What to produce ▸ Please pull out every line that includes the string "Discounts".

Provided data ▸
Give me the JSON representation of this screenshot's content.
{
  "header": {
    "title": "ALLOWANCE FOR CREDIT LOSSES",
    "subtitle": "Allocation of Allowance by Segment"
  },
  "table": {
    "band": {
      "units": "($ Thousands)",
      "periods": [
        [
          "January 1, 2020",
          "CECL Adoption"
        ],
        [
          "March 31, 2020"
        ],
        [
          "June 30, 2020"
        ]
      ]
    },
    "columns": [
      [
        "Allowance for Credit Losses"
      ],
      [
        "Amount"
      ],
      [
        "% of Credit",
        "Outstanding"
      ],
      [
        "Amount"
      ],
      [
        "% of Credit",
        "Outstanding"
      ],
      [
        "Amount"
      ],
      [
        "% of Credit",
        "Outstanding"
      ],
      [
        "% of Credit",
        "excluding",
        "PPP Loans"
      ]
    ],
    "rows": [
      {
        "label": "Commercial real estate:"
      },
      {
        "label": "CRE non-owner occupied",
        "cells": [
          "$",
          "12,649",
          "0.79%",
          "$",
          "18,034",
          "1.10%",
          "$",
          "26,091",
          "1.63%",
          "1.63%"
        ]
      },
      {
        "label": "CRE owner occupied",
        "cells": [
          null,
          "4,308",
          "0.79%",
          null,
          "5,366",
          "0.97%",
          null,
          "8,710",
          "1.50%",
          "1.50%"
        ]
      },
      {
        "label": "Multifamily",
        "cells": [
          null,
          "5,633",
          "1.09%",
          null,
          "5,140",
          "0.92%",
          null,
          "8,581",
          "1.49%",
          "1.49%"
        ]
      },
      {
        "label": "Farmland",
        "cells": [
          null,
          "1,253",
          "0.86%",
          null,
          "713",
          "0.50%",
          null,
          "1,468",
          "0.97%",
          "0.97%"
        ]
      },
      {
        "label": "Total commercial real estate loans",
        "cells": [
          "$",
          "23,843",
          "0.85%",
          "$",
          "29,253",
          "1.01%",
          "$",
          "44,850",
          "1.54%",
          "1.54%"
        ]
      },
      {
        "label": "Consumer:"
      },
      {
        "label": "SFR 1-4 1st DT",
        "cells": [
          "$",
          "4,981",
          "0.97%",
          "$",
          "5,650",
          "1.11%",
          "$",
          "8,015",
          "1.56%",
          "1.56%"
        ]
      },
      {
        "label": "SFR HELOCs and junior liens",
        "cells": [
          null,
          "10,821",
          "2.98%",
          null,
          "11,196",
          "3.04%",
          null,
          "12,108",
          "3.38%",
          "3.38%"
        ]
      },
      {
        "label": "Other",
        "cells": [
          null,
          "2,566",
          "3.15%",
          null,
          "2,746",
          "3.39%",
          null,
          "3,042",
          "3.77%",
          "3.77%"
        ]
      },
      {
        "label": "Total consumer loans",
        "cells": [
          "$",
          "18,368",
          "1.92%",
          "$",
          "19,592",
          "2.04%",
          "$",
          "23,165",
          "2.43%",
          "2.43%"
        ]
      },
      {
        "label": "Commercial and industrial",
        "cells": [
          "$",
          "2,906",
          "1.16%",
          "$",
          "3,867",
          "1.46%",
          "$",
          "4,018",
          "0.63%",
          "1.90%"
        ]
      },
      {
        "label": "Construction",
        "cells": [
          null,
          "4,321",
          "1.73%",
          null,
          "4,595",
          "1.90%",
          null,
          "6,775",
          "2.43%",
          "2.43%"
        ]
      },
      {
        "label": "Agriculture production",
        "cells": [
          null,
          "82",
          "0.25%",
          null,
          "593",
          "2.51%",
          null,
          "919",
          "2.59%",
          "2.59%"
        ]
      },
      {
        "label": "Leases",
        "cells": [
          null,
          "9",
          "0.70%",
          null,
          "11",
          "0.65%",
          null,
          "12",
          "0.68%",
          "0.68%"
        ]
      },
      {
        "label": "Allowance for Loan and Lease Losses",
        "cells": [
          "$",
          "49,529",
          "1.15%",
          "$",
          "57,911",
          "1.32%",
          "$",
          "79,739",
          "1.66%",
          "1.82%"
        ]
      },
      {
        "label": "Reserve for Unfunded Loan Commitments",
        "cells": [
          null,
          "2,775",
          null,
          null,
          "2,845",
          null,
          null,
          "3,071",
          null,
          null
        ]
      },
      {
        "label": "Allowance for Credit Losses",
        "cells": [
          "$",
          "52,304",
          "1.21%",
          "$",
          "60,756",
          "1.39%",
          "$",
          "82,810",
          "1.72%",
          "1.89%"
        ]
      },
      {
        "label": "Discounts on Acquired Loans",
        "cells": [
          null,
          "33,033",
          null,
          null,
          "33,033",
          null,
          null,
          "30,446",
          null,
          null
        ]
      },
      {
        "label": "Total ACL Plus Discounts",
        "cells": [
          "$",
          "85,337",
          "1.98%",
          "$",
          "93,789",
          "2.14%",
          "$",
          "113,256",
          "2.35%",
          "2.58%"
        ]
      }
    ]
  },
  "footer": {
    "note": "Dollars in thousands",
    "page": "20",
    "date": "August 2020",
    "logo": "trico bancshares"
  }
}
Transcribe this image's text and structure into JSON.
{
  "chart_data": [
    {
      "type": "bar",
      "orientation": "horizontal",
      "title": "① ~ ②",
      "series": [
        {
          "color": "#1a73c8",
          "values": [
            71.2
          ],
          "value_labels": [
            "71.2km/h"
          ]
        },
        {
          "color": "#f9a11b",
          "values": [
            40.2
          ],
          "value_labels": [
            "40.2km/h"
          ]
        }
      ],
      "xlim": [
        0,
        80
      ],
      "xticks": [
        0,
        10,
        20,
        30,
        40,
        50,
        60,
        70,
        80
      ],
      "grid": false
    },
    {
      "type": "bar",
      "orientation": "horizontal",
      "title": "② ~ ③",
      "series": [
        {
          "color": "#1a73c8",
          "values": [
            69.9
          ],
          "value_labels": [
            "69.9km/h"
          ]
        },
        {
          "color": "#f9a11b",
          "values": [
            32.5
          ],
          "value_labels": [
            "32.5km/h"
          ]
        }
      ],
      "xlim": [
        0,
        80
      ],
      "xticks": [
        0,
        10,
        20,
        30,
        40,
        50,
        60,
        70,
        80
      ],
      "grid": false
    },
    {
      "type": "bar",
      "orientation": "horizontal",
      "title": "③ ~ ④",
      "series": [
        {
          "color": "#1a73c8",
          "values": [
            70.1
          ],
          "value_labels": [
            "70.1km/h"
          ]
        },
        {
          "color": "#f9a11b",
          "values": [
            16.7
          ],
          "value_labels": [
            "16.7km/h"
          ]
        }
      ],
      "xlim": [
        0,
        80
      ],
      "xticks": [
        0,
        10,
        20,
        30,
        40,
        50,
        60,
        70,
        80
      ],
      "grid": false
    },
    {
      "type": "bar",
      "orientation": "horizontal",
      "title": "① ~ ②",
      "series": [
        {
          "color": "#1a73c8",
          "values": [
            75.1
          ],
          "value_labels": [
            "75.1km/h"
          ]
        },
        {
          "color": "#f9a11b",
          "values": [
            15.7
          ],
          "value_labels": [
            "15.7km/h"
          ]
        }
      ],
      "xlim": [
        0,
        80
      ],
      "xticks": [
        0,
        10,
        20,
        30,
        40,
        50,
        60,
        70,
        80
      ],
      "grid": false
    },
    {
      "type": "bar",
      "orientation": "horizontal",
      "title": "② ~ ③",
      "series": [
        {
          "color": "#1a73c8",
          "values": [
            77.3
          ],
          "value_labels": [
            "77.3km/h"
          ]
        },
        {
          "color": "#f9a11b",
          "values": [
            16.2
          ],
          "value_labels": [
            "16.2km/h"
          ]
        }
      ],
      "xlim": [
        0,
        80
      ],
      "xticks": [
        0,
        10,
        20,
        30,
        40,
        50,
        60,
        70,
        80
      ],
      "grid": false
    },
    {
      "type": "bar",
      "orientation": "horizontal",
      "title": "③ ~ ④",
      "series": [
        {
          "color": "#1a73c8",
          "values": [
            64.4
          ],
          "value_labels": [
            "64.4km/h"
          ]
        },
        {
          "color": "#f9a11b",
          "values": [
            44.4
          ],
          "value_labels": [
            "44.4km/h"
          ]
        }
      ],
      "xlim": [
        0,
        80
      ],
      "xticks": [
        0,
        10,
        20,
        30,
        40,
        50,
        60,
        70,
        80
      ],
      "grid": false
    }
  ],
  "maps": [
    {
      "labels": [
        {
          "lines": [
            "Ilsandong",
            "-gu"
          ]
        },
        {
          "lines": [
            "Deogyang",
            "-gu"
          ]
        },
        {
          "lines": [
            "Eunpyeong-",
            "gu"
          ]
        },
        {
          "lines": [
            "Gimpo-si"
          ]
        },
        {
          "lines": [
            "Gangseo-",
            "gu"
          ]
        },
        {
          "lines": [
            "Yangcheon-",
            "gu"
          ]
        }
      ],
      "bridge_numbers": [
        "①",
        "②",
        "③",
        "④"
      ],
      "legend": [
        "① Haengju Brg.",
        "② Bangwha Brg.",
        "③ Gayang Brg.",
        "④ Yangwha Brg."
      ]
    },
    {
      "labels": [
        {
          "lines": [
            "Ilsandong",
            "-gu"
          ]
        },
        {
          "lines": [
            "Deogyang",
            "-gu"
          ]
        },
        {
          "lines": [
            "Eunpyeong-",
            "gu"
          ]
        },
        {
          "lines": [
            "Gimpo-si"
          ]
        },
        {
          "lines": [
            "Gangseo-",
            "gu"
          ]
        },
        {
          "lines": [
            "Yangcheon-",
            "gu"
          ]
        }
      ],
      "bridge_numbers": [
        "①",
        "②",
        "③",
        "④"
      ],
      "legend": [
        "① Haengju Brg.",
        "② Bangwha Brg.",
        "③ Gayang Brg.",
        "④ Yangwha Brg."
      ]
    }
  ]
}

Exercise result ▸
        "label": "Discounts on Acquired Loans",
        "label": "Total ACL Plus Discounts",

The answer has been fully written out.